- _Dataset entries_:
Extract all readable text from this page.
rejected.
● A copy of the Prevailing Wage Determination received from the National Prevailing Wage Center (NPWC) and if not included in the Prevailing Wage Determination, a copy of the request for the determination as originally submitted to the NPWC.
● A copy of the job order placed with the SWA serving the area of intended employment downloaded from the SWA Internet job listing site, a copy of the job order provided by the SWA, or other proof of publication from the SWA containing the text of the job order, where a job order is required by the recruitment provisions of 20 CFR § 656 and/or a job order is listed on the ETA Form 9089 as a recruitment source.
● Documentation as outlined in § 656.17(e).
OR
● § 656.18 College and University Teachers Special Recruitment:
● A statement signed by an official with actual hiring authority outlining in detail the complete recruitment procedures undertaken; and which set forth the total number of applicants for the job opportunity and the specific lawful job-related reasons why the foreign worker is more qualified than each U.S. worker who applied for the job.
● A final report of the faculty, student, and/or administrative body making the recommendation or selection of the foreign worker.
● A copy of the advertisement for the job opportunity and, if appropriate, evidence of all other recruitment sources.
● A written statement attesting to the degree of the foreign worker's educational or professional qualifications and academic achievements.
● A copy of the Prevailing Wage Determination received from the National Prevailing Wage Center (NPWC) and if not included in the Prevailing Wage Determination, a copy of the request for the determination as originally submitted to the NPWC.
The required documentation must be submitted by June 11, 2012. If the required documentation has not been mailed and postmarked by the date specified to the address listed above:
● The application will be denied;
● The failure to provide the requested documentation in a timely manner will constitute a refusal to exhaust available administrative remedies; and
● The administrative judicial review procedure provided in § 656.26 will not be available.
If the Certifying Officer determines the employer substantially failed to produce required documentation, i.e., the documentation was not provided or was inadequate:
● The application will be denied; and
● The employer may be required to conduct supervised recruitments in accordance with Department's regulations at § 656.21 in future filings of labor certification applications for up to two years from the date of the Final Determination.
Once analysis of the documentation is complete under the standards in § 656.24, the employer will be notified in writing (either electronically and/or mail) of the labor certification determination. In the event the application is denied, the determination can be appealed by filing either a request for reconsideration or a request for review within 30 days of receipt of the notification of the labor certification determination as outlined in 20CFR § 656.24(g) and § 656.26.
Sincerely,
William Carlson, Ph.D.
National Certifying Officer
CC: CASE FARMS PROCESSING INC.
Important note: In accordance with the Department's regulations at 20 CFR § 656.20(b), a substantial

- _The exercise_: Reproduce the records word for word.

- _In response_:
Extract all readable text from this page.
rejected.
● A copy of the Prevailing Wage Determination received from the National Prevailing Wage Center (NPWC) and if not included in the Prevailing Wage Determination, a copy of the request for the determination as originally submitted to the NPWC.
● A copy of the job order placed with the SWA serving the area of intended employment downloaded from the SWA Internet job listing site, a copy of the job order provided by the SWA, or other proof of publication from the SWA containing the text of the job order, where a job order is required by the recruitment provisions of 20 CFR § 656 and/or a job order is listed on the ETA Form 9089 as a recruitment source.
● Documentation as outlined in § 656.17(e).
OR
● § 656.18 College and University Teachers Special Recruitment:
● A statement signed by an official with actual hiring authority outlining in detail the complete recruitment procedures undertaken; and which set forth the total number of applicants for the job opportunity and the specific lawful job-related reasons why the foreign worker is more qualified than each U.S. worker who applied for the job.
● A final report of the faculty, student, and/or administrative body making the recommendation or selection of the foreign worker.
● A copy of the advertisement for the job opportunity and, if appropriate, evidence of all other recruitment sources.
● A written statement attesting to the degree of the foreign worker's educational or professional qualifications and academic achievements.
● A copy of the Prevailing Wage Determination received from the National Prevailing Wage Center (NPWC) and if not included in the Prevailing Wage Determination, a copy of the request for the determination as originally submitted to the NPWC.
The required documentation must be submitted by June 11, 2012. If the required documentation has not been mailed and postmarked by the date specified to the address listed above:
● The application will be denied;
● The failure to provide the requested documentation in a timely manner will constitute a refusal to exhaust available administrative remedies; and
● The administrative judicial review procedure provided in § 656.26 will not be available.
If the Certifying Officer determines the employer substantially failed to produce required documentation, i.e., the documentation was not provided or was inadequate:
● The application will be denied; and
● The employer may be required to conduct supervised recruitments in accordance with Department's regulations at § 656.21 in future filings of labor certification applications for up to two years from the date of the Final Determination.
Once analysis of the documentation is complete under the standards in § 656.24, the employer will be notified in writing (either electronically and/or mail) of the labor certification determination. In the event the application is denied, the determination can be appealed by filing either a request for reconsideration or a request for review within 30 days of receipt of the notification of the labor certification determination as outlined in 20CFR § 656.24(g) and § 656.26.
Sincerely,
William Carlson, Ph.D.
National Certifying Officer
CC: CASE FARMS PROCESSING INC.
Important note: In accordance with the Department's regulations at 20 CFR § 656.20(b), a substantial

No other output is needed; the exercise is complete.